• _Enunciado de tarea_
Prosigue la noticia sobre el príncipe Harry y Meghan Markle a partir de su última oración.

El príncipe Harry y Meghan Markle manifestaron su sorpresa ante una comunicación oficial enviada en representación del rey Carlos III, en la cual se les notifica que continúan sin desempeñar cargos ni labores oficiales para la corona británica. A pesar de su reciente regreso al Reino Unido tras vivir seis años en California, la monarquía ha dejado claro que su estatus no ha cambiado.
Un portavoz de los duques de Sussex señaló que la pareja se sintió desconcertada al recibir la notificación, indicando que “se mostró algo sorprendida por no haber sido informada de ello con antelación”. No obstante, fuentes cercanas a la Casa Real sostienen que los duques ya tenían conocimiento del contenido del documento, el cual fue emitido el pasado lunes antes de su difusión pública.

(Datos de segmentación de páginas)

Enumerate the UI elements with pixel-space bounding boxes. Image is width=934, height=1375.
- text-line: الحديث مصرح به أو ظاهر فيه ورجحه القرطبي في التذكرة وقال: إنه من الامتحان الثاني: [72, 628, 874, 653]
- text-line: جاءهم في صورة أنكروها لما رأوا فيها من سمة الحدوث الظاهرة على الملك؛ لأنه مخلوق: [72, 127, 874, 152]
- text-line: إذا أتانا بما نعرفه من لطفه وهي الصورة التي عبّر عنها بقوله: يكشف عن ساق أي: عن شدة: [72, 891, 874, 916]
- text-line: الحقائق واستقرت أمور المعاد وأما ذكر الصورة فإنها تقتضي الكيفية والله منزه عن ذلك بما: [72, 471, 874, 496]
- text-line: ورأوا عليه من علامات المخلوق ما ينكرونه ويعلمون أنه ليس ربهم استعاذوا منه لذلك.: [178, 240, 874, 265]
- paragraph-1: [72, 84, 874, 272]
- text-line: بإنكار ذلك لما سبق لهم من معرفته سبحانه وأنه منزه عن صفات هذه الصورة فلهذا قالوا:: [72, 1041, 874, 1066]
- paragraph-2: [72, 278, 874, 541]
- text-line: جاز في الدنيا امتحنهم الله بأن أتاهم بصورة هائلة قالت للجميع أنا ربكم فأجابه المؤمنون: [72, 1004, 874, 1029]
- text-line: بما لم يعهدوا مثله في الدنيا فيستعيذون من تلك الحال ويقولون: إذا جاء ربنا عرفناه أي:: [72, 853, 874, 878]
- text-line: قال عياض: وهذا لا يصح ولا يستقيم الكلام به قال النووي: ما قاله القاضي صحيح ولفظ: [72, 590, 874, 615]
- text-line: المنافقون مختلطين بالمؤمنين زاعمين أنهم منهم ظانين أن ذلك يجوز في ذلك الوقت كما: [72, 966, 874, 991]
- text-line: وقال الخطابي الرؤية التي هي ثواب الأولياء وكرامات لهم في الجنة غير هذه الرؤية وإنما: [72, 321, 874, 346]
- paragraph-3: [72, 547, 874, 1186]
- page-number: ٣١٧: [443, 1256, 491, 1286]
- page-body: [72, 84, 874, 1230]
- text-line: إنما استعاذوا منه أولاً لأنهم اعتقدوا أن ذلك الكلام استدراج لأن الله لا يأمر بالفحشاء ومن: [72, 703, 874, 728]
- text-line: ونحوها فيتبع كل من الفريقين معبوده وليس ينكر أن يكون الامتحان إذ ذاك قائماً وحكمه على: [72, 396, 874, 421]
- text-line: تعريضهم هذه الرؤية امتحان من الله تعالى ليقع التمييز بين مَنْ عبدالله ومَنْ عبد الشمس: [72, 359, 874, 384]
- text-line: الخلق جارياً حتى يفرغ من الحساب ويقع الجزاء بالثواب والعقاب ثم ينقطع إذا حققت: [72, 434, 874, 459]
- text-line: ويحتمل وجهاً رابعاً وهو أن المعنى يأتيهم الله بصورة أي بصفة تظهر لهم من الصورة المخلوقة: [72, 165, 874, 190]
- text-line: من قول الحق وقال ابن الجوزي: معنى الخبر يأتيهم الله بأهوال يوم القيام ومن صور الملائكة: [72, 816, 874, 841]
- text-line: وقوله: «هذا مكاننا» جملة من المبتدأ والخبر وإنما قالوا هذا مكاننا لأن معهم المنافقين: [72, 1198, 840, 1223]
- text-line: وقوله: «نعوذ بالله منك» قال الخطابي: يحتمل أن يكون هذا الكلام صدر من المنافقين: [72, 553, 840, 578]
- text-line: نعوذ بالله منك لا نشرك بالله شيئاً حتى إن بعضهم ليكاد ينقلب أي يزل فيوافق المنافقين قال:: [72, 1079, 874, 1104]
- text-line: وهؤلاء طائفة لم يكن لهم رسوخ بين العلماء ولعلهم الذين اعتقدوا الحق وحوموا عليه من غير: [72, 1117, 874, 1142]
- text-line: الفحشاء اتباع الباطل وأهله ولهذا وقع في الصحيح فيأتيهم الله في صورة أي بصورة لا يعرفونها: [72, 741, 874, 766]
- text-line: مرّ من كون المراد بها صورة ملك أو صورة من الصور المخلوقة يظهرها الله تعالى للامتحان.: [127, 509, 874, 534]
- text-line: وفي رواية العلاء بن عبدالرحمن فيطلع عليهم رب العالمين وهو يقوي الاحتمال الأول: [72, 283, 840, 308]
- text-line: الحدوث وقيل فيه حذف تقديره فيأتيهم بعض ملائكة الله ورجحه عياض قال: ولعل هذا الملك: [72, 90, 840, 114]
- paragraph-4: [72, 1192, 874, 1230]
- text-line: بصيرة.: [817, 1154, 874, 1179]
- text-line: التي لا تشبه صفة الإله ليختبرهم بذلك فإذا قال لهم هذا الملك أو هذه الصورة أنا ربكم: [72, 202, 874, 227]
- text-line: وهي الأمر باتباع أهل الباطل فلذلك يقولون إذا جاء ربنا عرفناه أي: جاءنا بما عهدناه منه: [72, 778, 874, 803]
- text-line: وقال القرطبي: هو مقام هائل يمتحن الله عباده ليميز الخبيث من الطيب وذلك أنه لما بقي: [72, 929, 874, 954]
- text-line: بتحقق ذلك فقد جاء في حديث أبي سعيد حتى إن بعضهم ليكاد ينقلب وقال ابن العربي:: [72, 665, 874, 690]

• _Resultado del ejercicio_
Estatus de ciudadanos privados
La misiva, enviada por el lord chambelán, establece que Harry y Meghan mantendrán su condición de “ciudadanos privados” y no podrán utilizar el título de “Su Alteza Real”. Este movimiento busca delimitar sus actividades, aclarando que cualquier compromiso que realicen será estrictamente personal y no representará a la institución monárquica.
El documento enfatiza que las condiciones pactadas en 2020, bajo el denominado Acuerdo de Sandringham, siguen vigentes. Según el texto oficial:
“Es bien sabido que en enero de 2020 los duques renunciaron a sus funciones representativas en nombre del Soberano y ya no son miembros activos de la Familia Real”
. Asimismo, la carta precisa que
“La labor benéfica del duque y la duquesa es un asunto personal para ambos y la realizan a título privado”
.
Implicaciones y seguridad
La comunicación ha sido distribuida no solo al equipo del príncipe, sino también a departamentos gubernamentales, militares y lord tenientes para evitar confusiones en la agenda oficial. La Casa Real busca evitar que las actividades de la pareja sean tratadas como actos de Estado, especialmente ante la posible presencia de los duques en eventos públicos este otoño.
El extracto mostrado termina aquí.